• _Required work_
From the listing below, tally the lines that include "release". Return only the total.

====== Records ======

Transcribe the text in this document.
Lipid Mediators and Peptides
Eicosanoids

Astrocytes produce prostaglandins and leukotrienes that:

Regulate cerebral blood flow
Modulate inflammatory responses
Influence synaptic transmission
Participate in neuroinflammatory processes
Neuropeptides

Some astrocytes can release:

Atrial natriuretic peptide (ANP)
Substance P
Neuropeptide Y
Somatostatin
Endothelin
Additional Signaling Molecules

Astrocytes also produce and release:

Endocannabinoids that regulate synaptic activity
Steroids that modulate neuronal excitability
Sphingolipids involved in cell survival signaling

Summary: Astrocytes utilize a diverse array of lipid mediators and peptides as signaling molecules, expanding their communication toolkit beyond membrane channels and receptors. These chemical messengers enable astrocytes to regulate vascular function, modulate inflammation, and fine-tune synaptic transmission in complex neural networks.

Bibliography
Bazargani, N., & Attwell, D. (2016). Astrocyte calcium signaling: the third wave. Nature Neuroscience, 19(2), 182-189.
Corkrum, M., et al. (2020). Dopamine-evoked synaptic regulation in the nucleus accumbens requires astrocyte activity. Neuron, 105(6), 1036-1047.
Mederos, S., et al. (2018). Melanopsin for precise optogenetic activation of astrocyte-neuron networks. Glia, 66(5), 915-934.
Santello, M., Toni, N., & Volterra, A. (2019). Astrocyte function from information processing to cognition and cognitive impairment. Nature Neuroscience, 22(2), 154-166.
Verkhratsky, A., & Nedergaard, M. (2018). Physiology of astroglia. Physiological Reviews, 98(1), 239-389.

======

• _Response to the exercise_
2